-- THE EXERCISE --
Extract the full listing verbatim and drop any pictures from your copy.

-- LISTED RECORDS --

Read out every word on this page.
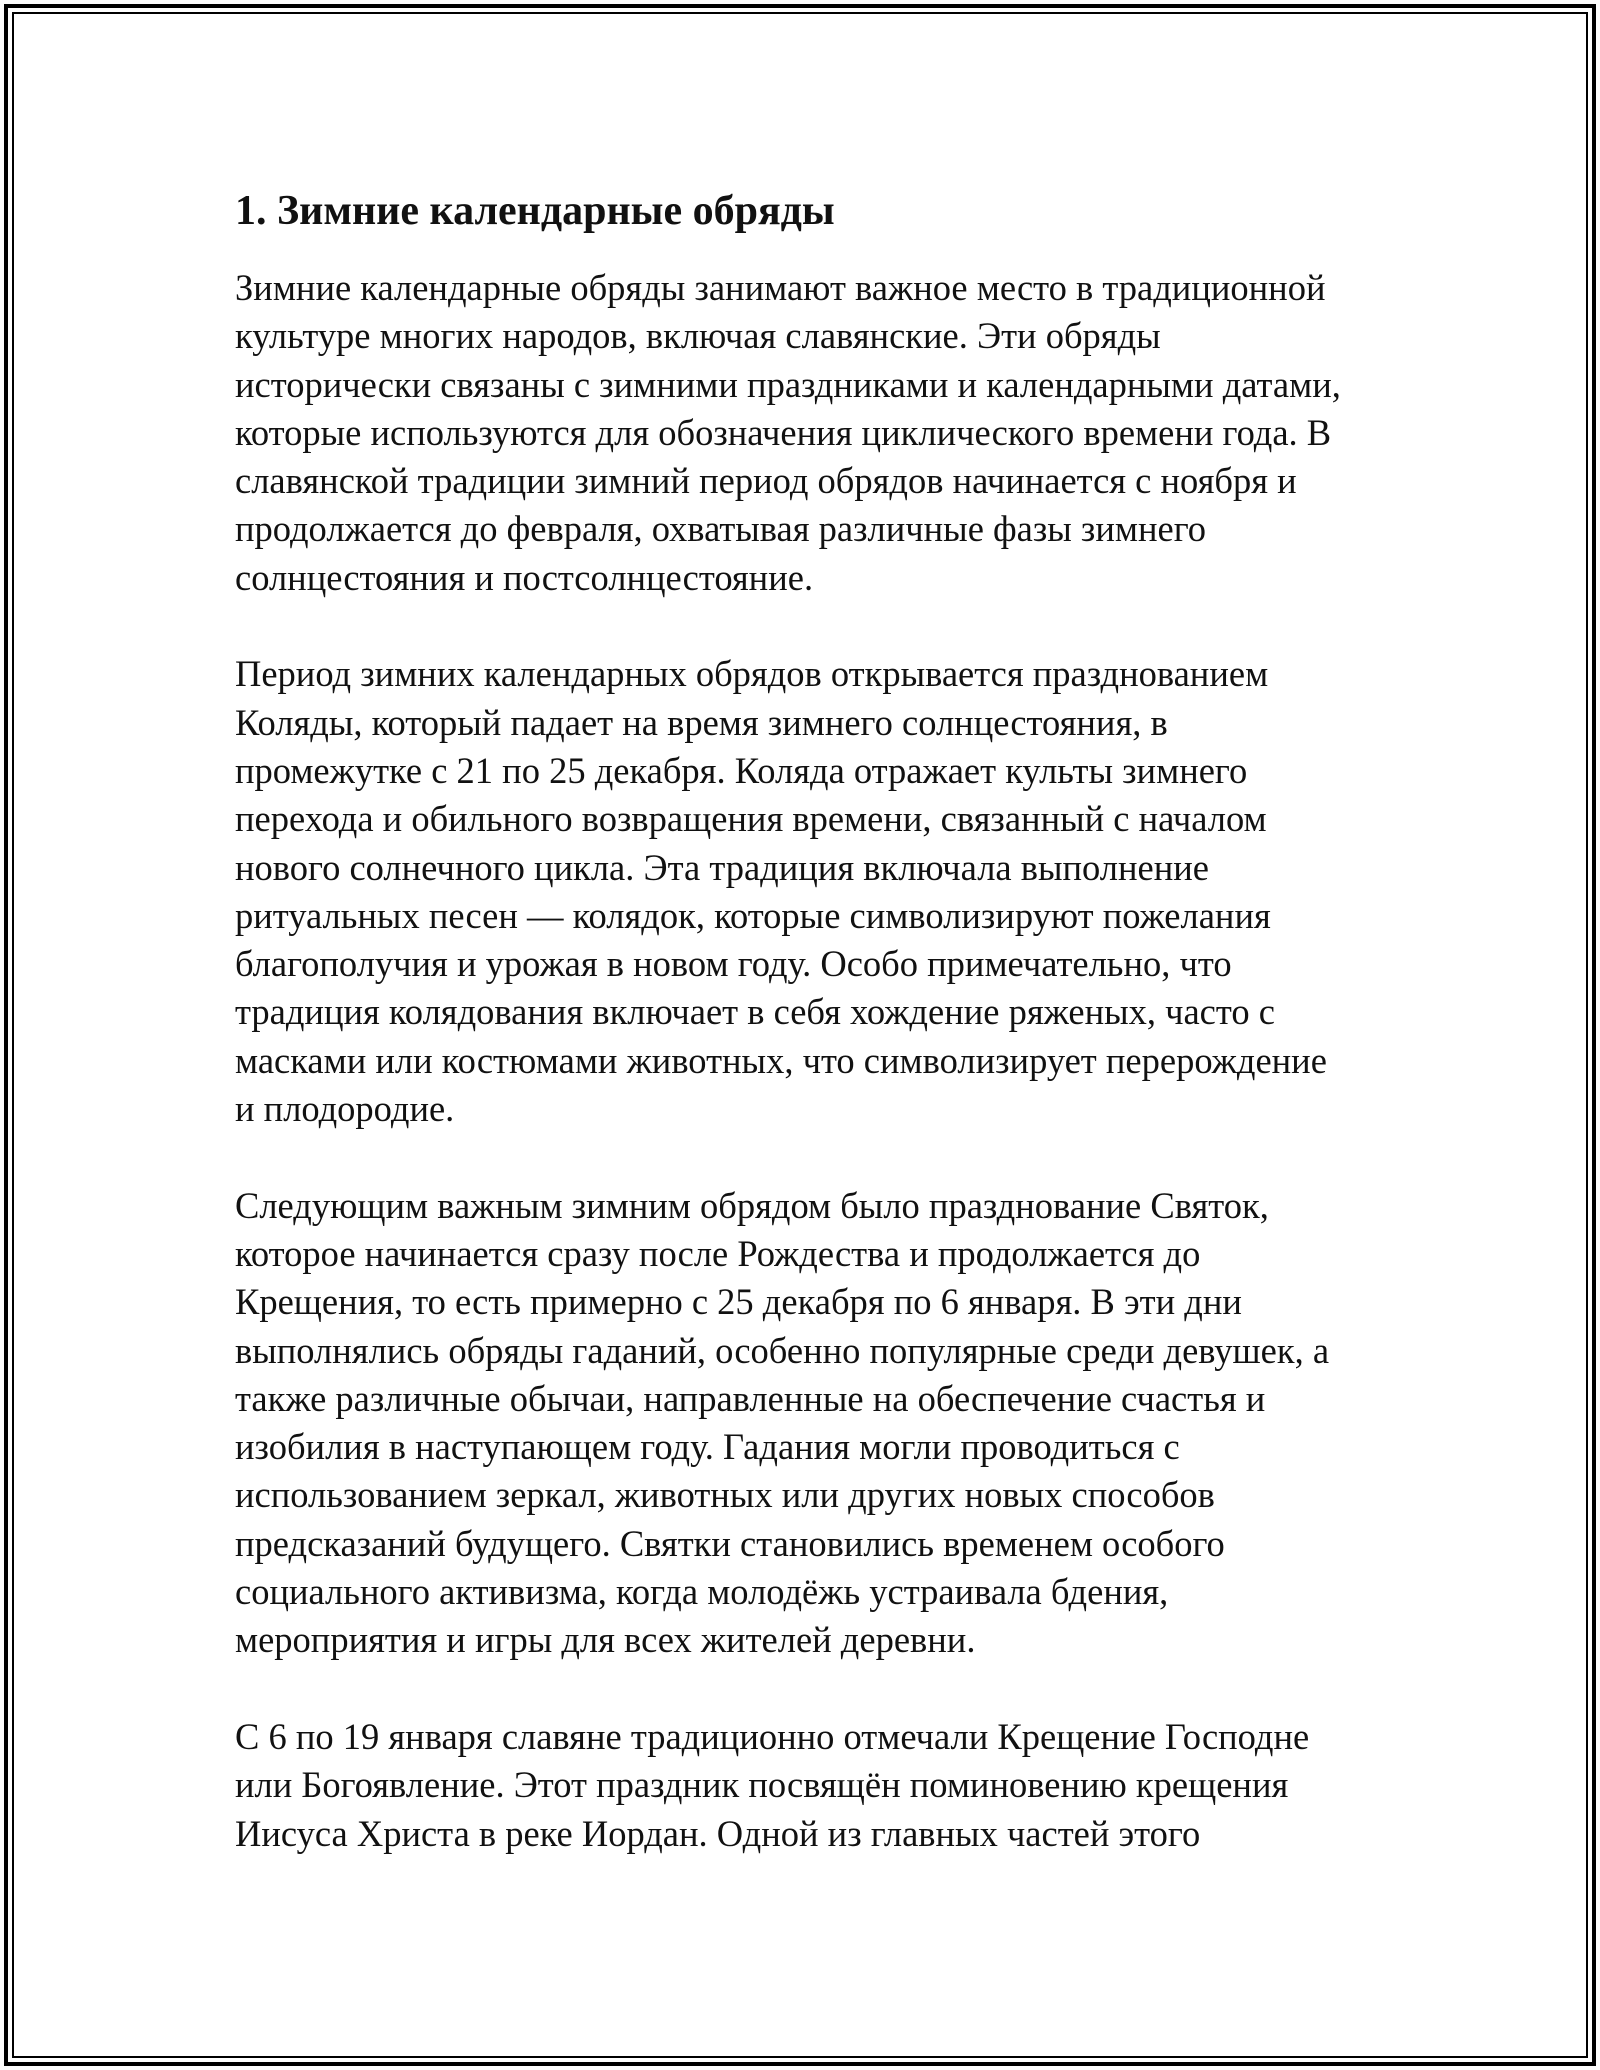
1. Зимние календарные обряды
Зимние календарные обряды занимают важное место в традиционной
культуре многих народов, включая славянские. Эти обряды
исторически связаны с зимними праздниками и календарными датами,
которые используются для обозначения циклического времени года. В
славянской традиции зимний период обрядов начинается с ноября и
продолжается до февраля, охватывая различные фазы зимнего
солнцестояния и постсолнцестояние.
Период зимних календарных обрядов открывается празднованием
Коляды, который падает на время зимнего солнцестояния, в
промежутке с 21 по 25 декабря. Коляда отражает культы зимнего
перехода и обильного возвращения времени, связанный с началом
нового солнечного цикла. Эта традиция включала выполнение
ритуальных песен — колядок, которые символизируют пожелания
благополучия и урожая в новом году. Особо примечательно, что
традиция колядования включает в себя хождение ряженых, часто с
масками или костюмами животных, что символизирует перерождение
и плодородие.
Следующим важным зимним обрядом было празднование Святок,
которое начинается сразу после Рождества и продолжается до
Крещения, то есть примерно с 25 декабря по 6 января. В эти дни
выполнялись обряды гаданий, особенно популярные среди девушек, а
также различные обычаи, направленные на обеспечение счастья и
изобилия в наступающем году. Гадания могли проводиться с
использованием зеркал, животных или других новых способов
предсказаний будущего. Святки становились временем особого
социального активизма, когда молодёжь устраивала бдения,
мероприятия и игры для всех жителей деревни.
С 6 по 19 января славяне традиционно отмечали Крещение Господне
или Богоявление. Этот праздник посвящён поминовению крещения
Иисуса Христа в реке Иордан. Одной из главных частей этого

-- RESPONSE --
Read out every word on this page.
1. Зимние календарные обряды
Зимние календарные обряды занимают важное место в традиционной
культуре многих народов, включая славянские. Эти обряды
исторически связаны с зимними праздниками и календарными датами,
которые используются для обозначения циклического времени года. В
славянской традиции зимний период обрядов начинается с ноября и
продолжается до февраля, охватывая различные фазы зимнего
солнцестояния и постсолнцестояние.
Период зимних календарных обрядов открывается празднованием
Коляды, который падает на время зимнего солнцестояния, в
промежутке с 21 по 25 декабря. Коляда отражает культы зимнего
перехода и обильного возвращения времени, связанный с началом
нового солнечного цикла. Эта традиция включала выполнение
ритуальных песен — колядок, которые символизируют пожелания
благополучия и урожая в новом году. Особо примечательно, что
традиция колядования включает в себя хождение ряженых, часто с
масками или костюмами животных, что символизирует перерождение
и плодородие.
Следующим важным зимним обрядом было празднование Святок,
которое начинается сразу после Рождества и продолжается до
Крещения, то есть примерно с 25 декабря по 6 января. В эти дни
выполнялись обряды гаданий, особенно популярные среди девушек, а
также различные обычаи, направленные на обеспечение счастья и
изобилия в наступающем году. Гадания могли проводиться с
использованием зеркал, животных или других новых способов
предсказаний будущего. Святки становились временем особого
социального активизма, когда молодёжь устраивала бдения,
мероприятия и игры для всех жителей деревни.
С 6 по 19 января славяне традиционно отмечали Крещение Господне
или Богоявление. Этот праздник посвящён поминовению крещения
Иисуса Христа в реке Иордан. Одной из главных частей этого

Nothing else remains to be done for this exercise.